Work to complete - Copy out the lines that have "right" in them.

** Begin Stored data **

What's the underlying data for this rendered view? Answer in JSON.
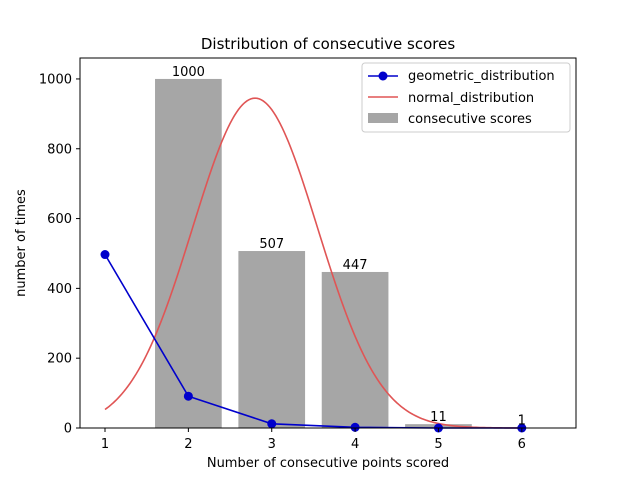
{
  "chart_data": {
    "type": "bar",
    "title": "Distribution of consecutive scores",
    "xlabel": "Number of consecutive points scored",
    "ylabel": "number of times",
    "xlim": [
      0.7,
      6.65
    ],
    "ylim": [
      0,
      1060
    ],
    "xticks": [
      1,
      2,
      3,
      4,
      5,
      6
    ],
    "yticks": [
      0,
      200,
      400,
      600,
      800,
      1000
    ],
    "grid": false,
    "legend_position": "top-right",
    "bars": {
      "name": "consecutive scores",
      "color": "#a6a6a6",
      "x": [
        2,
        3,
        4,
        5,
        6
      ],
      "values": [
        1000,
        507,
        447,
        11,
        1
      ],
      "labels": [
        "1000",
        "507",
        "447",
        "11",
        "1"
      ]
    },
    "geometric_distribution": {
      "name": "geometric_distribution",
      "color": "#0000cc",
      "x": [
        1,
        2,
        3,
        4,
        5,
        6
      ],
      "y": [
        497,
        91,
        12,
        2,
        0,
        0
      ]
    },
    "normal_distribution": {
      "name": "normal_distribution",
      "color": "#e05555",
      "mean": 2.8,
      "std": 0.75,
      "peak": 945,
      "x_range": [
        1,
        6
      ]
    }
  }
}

** End Stored data **
** Begin Stored data **

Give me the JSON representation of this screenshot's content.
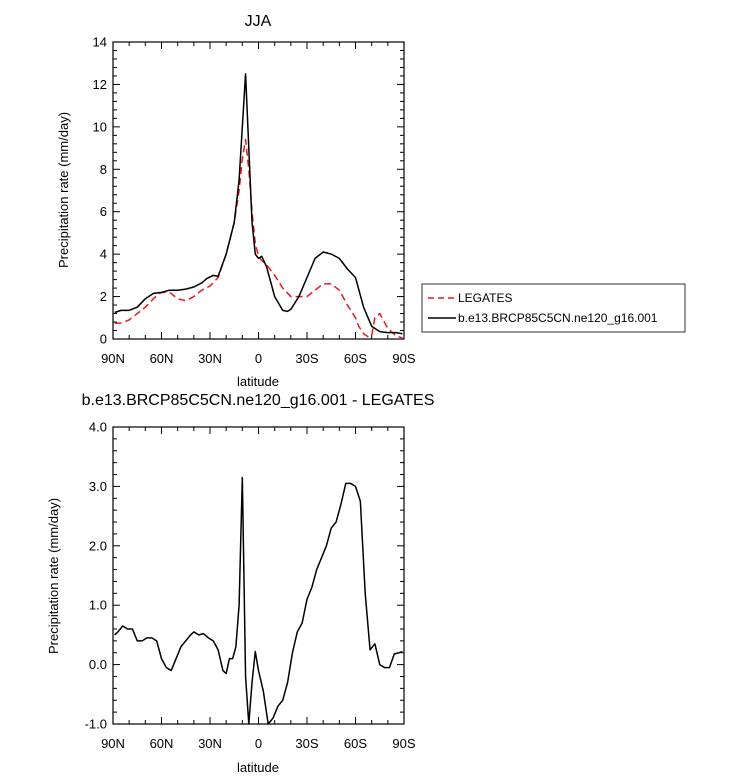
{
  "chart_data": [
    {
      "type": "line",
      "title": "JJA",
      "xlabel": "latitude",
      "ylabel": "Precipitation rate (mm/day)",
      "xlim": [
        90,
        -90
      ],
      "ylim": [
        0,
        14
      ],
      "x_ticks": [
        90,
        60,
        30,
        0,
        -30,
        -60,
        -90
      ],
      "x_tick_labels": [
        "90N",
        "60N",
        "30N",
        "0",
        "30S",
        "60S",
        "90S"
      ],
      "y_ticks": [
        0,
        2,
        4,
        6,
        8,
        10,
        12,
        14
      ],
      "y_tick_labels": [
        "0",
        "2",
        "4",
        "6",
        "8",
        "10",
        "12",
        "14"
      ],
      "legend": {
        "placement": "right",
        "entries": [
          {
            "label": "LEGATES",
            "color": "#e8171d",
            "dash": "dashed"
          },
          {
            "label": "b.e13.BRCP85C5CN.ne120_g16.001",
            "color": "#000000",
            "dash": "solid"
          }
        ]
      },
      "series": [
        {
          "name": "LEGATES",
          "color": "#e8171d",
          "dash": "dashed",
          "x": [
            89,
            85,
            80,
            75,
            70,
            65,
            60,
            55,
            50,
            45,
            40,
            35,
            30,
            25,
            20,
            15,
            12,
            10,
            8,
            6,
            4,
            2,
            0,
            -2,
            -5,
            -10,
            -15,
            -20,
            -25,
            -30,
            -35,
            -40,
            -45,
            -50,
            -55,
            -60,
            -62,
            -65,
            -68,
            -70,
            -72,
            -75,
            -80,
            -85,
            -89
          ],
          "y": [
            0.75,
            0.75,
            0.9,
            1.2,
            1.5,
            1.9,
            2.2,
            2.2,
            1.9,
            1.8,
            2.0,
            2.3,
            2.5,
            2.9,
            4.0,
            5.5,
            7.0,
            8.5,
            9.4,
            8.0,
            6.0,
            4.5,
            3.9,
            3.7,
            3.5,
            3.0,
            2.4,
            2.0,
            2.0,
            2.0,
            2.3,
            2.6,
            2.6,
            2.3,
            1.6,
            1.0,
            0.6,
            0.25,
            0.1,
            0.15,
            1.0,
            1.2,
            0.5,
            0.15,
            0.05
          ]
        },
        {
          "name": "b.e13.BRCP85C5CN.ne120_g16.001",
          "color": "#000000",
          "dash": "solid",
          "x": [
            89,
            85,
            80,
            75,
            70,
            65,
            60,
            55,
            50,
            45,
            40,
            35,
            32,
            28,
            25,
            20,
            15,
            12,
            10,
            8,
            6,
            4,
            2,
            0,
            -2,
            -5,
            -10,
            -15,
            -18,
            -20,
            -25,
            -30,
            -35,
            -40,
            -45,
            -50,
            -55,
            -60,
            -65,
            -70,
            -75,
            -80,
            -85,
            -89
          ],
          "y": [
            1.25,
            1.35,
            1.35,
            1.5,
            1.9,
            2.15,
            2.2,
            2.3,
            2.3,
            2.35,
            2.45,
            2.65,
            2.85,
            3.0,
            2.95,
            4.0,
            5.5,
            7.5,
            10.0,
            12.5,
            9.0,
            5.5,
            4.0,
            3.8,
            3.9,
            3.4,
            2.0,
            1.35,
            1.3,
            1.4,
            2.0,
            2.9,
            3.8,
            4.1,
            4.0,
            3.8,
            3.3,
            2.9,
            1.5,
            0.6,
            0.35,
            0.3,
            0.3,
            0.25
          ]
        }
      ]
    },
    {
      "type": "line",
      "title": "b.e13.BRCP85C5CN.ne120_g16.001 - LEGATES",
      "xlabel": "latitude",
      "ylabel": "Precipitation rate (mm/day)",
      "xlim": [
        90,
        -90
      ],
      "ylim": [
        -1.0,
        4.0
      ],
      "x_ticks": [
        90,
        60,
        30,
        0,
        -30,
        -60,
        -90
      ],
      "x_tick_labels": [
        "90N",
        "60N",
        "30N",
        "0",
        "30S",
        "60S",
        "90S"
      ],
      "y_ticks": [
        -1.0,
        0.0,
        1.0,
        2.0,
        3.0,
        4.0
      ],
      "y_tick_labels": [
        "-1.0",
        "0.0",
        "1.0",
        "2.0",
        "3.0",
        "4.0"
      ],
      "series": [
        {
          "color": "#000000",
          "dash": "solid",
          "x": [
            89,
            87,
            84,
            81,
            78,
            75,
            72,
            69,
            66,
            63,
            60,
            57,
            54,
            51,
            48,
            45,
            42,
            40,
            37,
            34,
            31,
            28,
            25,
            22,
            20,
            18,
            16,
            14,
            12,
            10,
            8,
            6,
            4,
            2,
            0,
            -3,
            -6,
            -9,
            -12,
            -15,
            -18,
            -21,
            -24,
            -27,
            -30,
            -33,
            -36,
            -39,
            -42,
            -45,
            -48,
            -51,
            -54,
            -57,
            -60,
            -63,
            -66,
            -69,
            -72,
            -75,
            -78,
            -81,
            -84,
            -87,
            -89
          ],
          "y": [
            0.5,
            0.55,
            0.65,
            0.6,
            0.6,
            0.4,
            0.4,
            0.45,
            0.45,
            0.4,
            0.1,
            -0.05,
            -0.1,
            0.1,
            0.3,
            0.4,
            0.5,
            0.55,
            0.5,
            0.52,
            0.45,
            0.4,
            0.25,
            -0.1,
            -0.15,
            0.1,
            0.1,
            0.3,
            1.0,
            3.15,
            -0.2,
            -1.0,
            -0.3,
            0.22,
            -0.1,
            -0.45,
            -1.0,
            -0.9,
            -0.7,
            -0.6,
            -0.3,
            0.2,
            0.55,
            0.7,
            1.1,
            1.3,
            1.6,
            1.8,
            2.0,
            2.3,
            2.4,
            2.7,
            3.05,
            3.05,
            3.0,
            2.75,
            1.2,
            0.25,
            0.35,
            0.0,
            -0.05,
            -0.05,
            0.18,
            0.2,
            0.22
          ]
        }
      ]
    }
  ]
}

** End Stored data **

Task output -
    "legend_position": "top-right",
        "placement": "right",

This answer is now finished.